- BRIEF -
Return the entries below in their exact form, leaving the pictures out.

- ENTRIES SUPPLIED -
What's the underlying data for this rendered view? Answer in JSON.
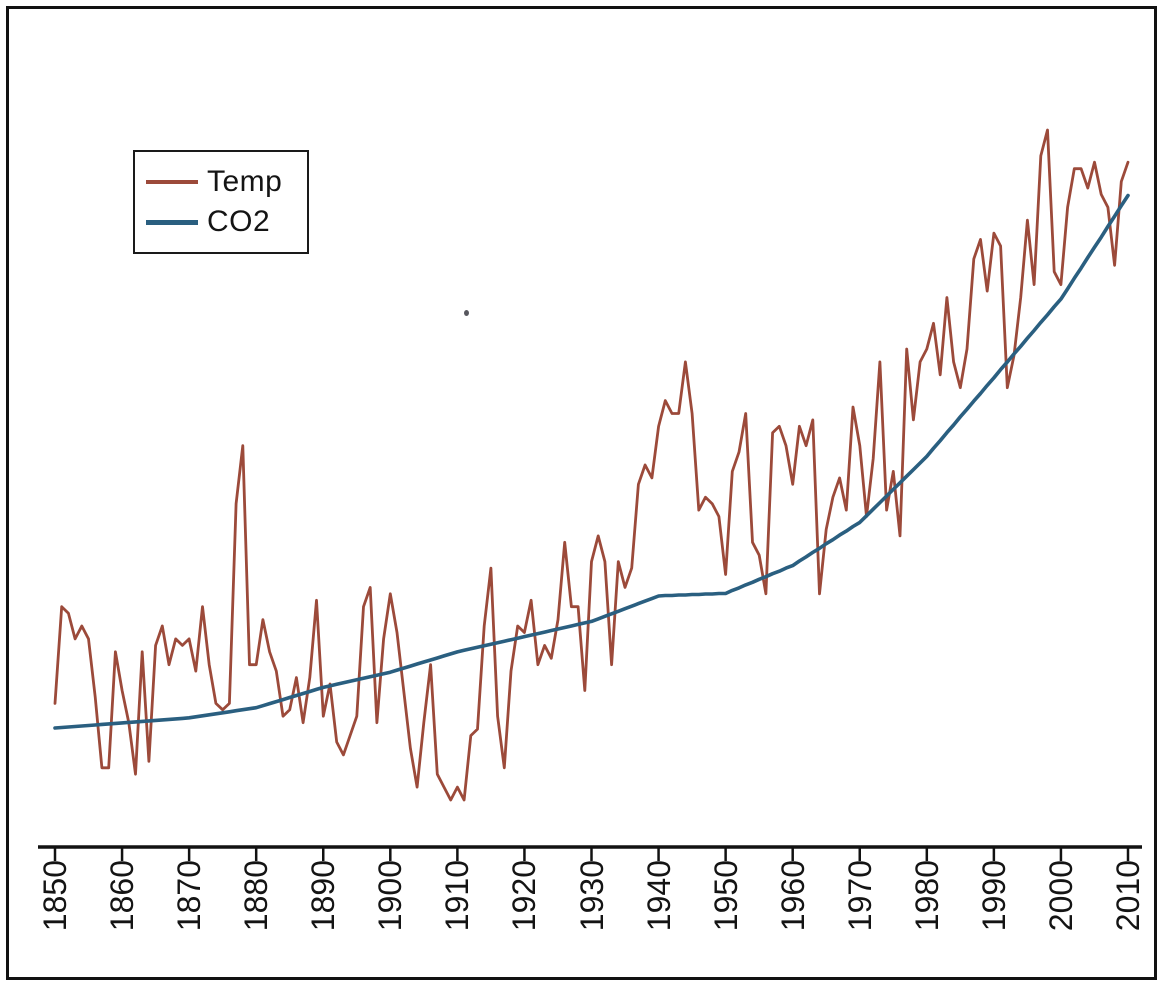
{
  "colors": {
    "axis": "#121212",
    "frame": "#121212",
    "temp_line": "#9c4a3a",
    "co2_line": "#2a5f80"
  },
  "chart_data": {
    "type": "line",
    "title": "",
    "grid": false,
    "legend_position": "top-left",
    "x_range": [
      1850,
      2010
    ],
    "x_tick_labels": [
      "1850",
      "1860",
      "1870",
      "1880",
      "1890",
      "1900",
      "1910",
      "1920",
      "1930",
      "1940",
      "1950",
      "1960",
      "1970",
      "1980",
      "1990",
      "2000",
      "2010"
    ],
    "y_axis_labels_visible": false,
    "series": [
      {
        "name": "Temp",
        "unit": "temperature anomaly (degC), unlabeled axis",
        "color": "#9c4a3a",
        "start_year": 1850,
        "step": 1,
        "values": [
          -0.37,
          -0.22,
          -0.23,
          -0.27,
          -0.25,
          -0.27,
          -0.36,
          -0.47,
          -0.47,
          -0.29,
          -0.35,
          -0.4,
          -0.48,
          -0.29,
          -0.46,
          -0.28,
          -0.25,
          -0.31,
          -0.27,
          -0.28,
          -0.27,
          -0.32,
          -0.22,
          -0.31,
          -0.37,
          -0.38,
          -0.37,
          -0.06,
          0.03,
          -0.31,
          -0.31,
          -0.24,
          -0.29,
          -0.32,
          -0.39,
          -0.38,
          -0.33,
          -0.4,
          -0.33,
          -0.21,
          -0.39,
          -0.34,
          -0.43,
          -0.45,
          -0.42,
          -0.39,
          -0.22,
          -0.19,
          -0.4,
          -0.27,
          -0.2,
          -0.26,
          -0.35,
          -0.44,
          -0.5,
          -0.4,
          -0.31,
          -0.48,
          -0.5,
          -0.52,
          -0.5,
          -0.52,
          -0.42,
          -0.41,
          -0.25,
          -0.16,
          -0.39,
          -0.47,
          -0.32,
          -0.25,
          -0.26,
          -0.21,
          -0.31,
          -0.28,
          -0.3,
          -0.24,
          -0.12,
          -0.22,
          -0.22,
          -0.35,
          -0.15,
          -0.11,
          -0.15,
          -0.31,
          -0.15,
          -0.19,
          -0.16,
          -0.03,
          0.0,
          -0.02,
          0.06,
          0.1,
          0.08,
          0.08,
          0.16,
          0.08,
          -0.07,
          -0.05,
          -0.06,
          -0.08,
          -0.17,
          -0.01,
          0.02,
          0.08,
          -0.12,
          -0.14,
          -0.2,
          0.05,
          0.06,
          0.03,
          -0.03,
          0.06,
          0.03,
          0.07,
          -0.2,
          -0.1,
          -0.05,
          -0.02,
          -0.07,
          0.09,
          0.03,
          -0.08,
          0.01,
          0.16,
          -0.07,
          -0.01,
          -0.11,
          0.18,
          0.07,
          0.16,
          0.18,
          0.22,
          0.14,
          0.26,
          0.16,
          0.12,
          0.18,
          0.32,
          0.35,
          0.27,
          0.36,
          0.34,
          0.12,
          0.17,
          0.26,
          0.38,
          0.28,
          0.48,
          0.52,
          0.3,
          0.28,
          0.4,
          0.46,
          0.46,
          0.43,
          0.47,
          0.42,
          0.4,
          0.31,
          0.44,
          0.47
        ]
      },
      {
        "name": "CO2",
        "unit": "concentration (ppm), unlabeled axis",
        "color": "#2a5f80",
        "start_year": 1850,
        "step": 1,
        "values": [
          285.0,
          285.1,
          285.2,
          285.3,
          285.4,
          285.5,
          285.6,
          285.7,
          285.8,
          285.9,
          286.0,
          286.1,
          286.2,
          286.3,
          286.4,
          286.5,
          286.6,
          286.7,
          286.8,
          286.9,
          287.0,
          287.2,
          287.4,
          287.6,
          287.8,
          288.0,
          288.2,
          288.4,
          288.6,
          288.8,
          289.0,
          289.4,
          289.8,
          290.2,
          290.6,
          291.0,
          291.4,
          291.8,
          292.2,
          292.6,
          293.0,
          293.3,
          293.6,
          293.9,
          294.2,
          294.5,
          294.8,
          295.1,
          295.4,
          295.7,
          296.0,
          296.4,
          296.8,
          297.2,
          297.6,
          298.0,
          298.4,
          298.8,
          299.2,
          299.6,
          300.0,
          300.3,
          300.6,
          300.9,
          301.2,
          301.5,
          301.8,
          302.1,
          302.4,
          302.7,
          303.0,
          303.3,
          303.6,
          303.9,
          304.2,
          304.5,
          304.8,
          305.1,
          305.4,
          305.7,
          306.0,
          306.5,
          307.0,
          307.5,
          308.0,
          308.5,
          309.0,
          309.5,
          310.0,
          310.5,
          311.0,
          311.1,
          311.1,
          311.2,
          311.2,
          311.3,
          311.3,
          311.4,
          311.4,
          311.5,
          311.5,
          312.1,
          312.6,
          313.2,
          313.7,
          314.3,
          314.8,
          315.4,
          315.9,
          316.5,
          317.0,
          317.9,
          318.7,
          319.6,
          320.4,
          321.3,
          322.1,
          323.0,
          323.8,
          324.7,
          325.5,
          326.8,
          328.1,
          329.4,
          330.7,
          332.0,
          333.3,
          334.6,
          335.9,
          337.2,
          338.5,
          340.1,
          341.6,
          343.2,
          344.7,
          346.3,
          347.8,
          349.4,
          350.9,
          352.5,
          354.0,
          355.6,
          357.1,
          358.7,
          360.2,
          361.8,
          363.3,
          364.9,
          366.4,
          368.0,
          369.5,
          371.5,
          373.6,
          375.6,
          377.7,
          379.7,
          381.7,
          383.8,
          385.8,
          387.9,
          389.9
        ]
      }
    ]
  }
}
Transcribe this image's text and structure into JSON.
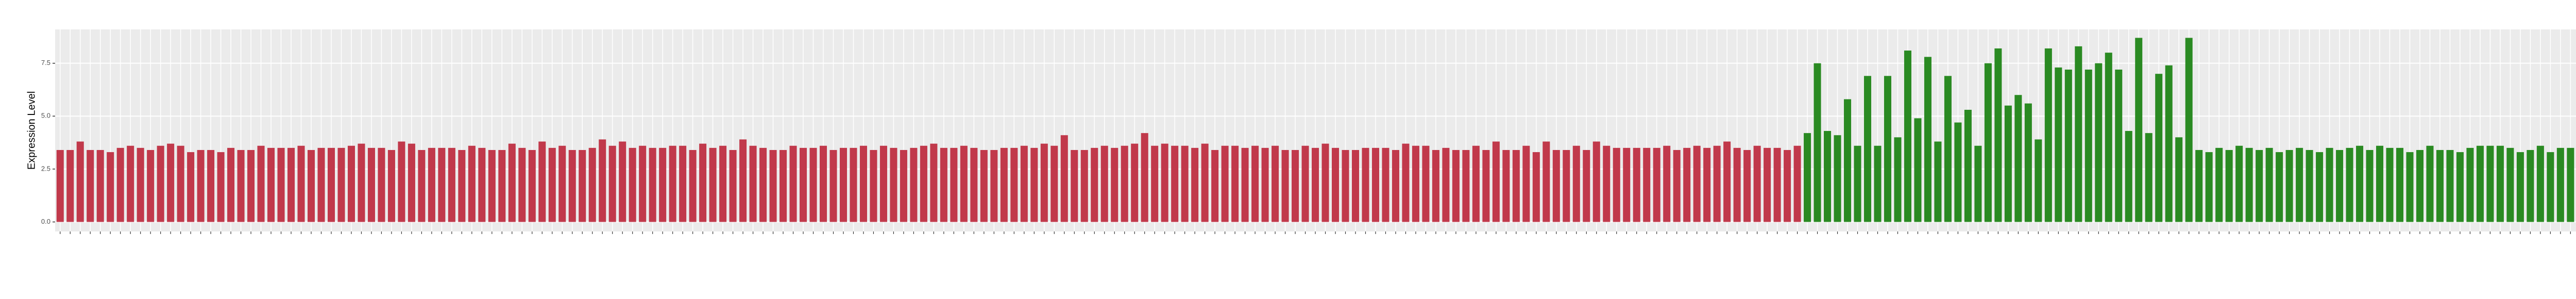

- RESULT BELOW -
What's the underlying data for this rendered view? Answer in JSON.
{
  "colors": {
    "axis": "#121212",
    "frame": "#121212",
    "temp_line": "#9c4a3a",
    "co2_line": "#2a5f80"
  },
  "chart_data": {
    "type": "line",
    "title": "",
    "grid": false,
    "legend_position": "top-left",
    "x_range": [
      1850,
      2010
    ],
    "x_tick_labels": [
      "1850",
      "1860",
      "1870",
      "1880",
      "1890",
      "1900",
      "1910",
      "1920",
      "1930",
      "1940",
      "1950",
      "1960",
      "1970",
      "1980",
      "1990",
      "2000",
      "2010"
    ],
    "y_axis_labels_visible": false,
    "series": [
      {
        "name": "Temp",
        "unit": "temperature anomaly (degC), unlabeled axis",
        "color": "#9c4a3a",
        "start_year": 1850,
        "step": 1,
        "values": [
          -0.37,
          -0.22,
          -0.23,
          -0.27,
          -0.25,
          -0.27,
          -0.36,
          -0.47,
          -0.47,
          -0.29,
          -0.35,
          -0.4,
          -0.48,
          -0.29,
          -0.46,
          -0.28,
          -0.25,
          -0.31,
          -0.27,
          -0.28,
          -0.27,
          -0.32,
          -0.22,
          -0.31,
          -0.37,
          -0.38,
          -0.37,
          -0.06,
          0.03,
          -0.31,
          -0.31,
          -0.24,
          -0.29,
          -0.32,
          -0.39,
          -0.38,
          -0.33,
          -0.4,
          -0.33,
          -0.21,
          -0.39,
          -0.34,
          -0.43,
          -0.45,
          -0.42,
          -0.39,
          -0.22,
          -0.19,
          -0.4,
          -0.27,
          -0.2,
          -0.26,
          -0.35,
          -0.44,
          -0.5,
          -0.4,
          -0.31,
          -0.48,
          -0.5,
          -0.52,
          -0.5,
          -0.52,
          -0.42,
          -0.41,
          -0.25,
          -0.16,
          -0.39,
          -0.47,
          -0.32,
          -0.25,
          -0.26,
          -0.21,
          -0.31,
          -0.28,
          -0.3,
          -0.24,
          -0.12,
          -0.22,
          -0.22,
          -0.35,
          -0.15,
          -0.11,
          -0.15,
          -0.31,
          -0.15,
          -0.19,
          -0.16,
          -0.03,
          0.0,
          -0.02,
          0.06,
          0.1,
          0.08,
          0.08,
          0.16,
          0.08,
          -0.07,
          -0.05,
          -0.06,
          -0.08,
          -0.17,
          -0.01,
          0.02,
          0.08,
          -0.12,
          -0.14,
          -0.2,
          0.05,
          0.06,
          0.03,
          -0.03,
          0.06,
          0.03,
          0.07,
          -0.2,
          -0.1,
          -0.05,
          -0.02,
          -0.07,
          0.09,
          0.03,
          -0.08,
          0.01,
          0.16,
          -0.07,
          -0.01,
          -0.11,
          0.18,
          0.07,
          0.16,
          0.18,
          0.22,
          0.14,
          0.26,
          0.16,
          0.12,
          0.18,
          0.32,
          0.35,
          0.27,
          0.36,
          0.34,
          0.12,
          0.17,
          0.26,
          0.38,
          0.28,
          0.48,
          0.52,
          0.3,
          0.28,
          0.4,
          0.46,
          0.46,
          0.43,
          0.47,
          0.42,
          0.4,
          0.31,
          0.44,
          0.47
        ]
      },
      {
        "name": "CO2",
        "unit": "concentration (ppm), unlabeled axis",
        "color": "#2a5f80",
        "start_year": 1850,
        "step": 1,
        "values": [
          285.0,
          285.1,
          285.2,
          285.3,
          285.4,
          285.5,
          285.6,
          285.7,
          285.8,
          285.9,
          286.0,
          286.1,
          286.2,
          286.3,
          286.4,
          286.5,
          286.6,
          286.7,
          286.8,
          286.9,
          287.0,
          287.2,
          287.4,
          287.6,
          287.8,
          288.0,
          288.2,
          288.4,
          288.6,
          288.8,
          289.0,
          289.4,
          289.8,
          290.2,
          290.6,
          291.0,
          291.4,
          291.8,
          292.2,
          292.6,
          293.0,
          293.3,
          293.6,
          293.9,
          294.2,
          294.5,
          294.8,
          295.1,
          295.4,
          295.7,
          296.0,
          296.4,
          296.8,
          297.2,
          297.6,
          298.0,
          298.4,
          298.8,
          299.2,
          299.6,
          300.0,
          300.3,
          300.6,
          300.9,
          301.2,
          301.5,
          301.8,
          302.1,
          302.4,
          302.7,
          303.0,
          303.3,
          303.6,
          303.9,
          304.2,
          304.5,
          304.8,
          305.1,
          305.4,
          305.7,
          306.0,
          306.5,
          307.0,
          307.5,
          308.0,
          308.5,
          309.0,
          309.5,
          310.0,
          310.5,
          311.0,
          311.1,
          311.1,
          311.2,
          311.2,
          311.3,
          311.3,
          311.4,
          311.4,
          311.5,
          311.5,
          312.1,
          312.6,
          313.2,
          313.7,
          314.3,
          314.8,
          315.4,
          315.9,
          316.5,
          317.0,
          317.9,
          318.7,
          319.6,
          320.4,
          321.3,
          322.1,
          323.0,
          323.8,
          324.7,
          325.5,
          326.8,
          328.1,
          329.4,
          330.7,
          332.0,
          333.3,
          334.6,
          335.9,
          337.2,
          338.5,
          340.1,
          341.6,
          343.2,
          344.7,
          346.3,
          347.8,
          349.4,
          350.9,
          352.5,
          354.0,
          355.6,
          357.1,
          358.7,
          360.2,
          361.8,
          363.3,
          364.9,
          366.4,
          368.0,
          369.5,
          371.5,
          373.6,
          375.6,
          377.7,
          379.7,
          381.7,
          383.8,
          385.8,
          387.9,
          389.9
        ]
      }
    ]
  }
}
Transcribe this image's text and structure into JSON.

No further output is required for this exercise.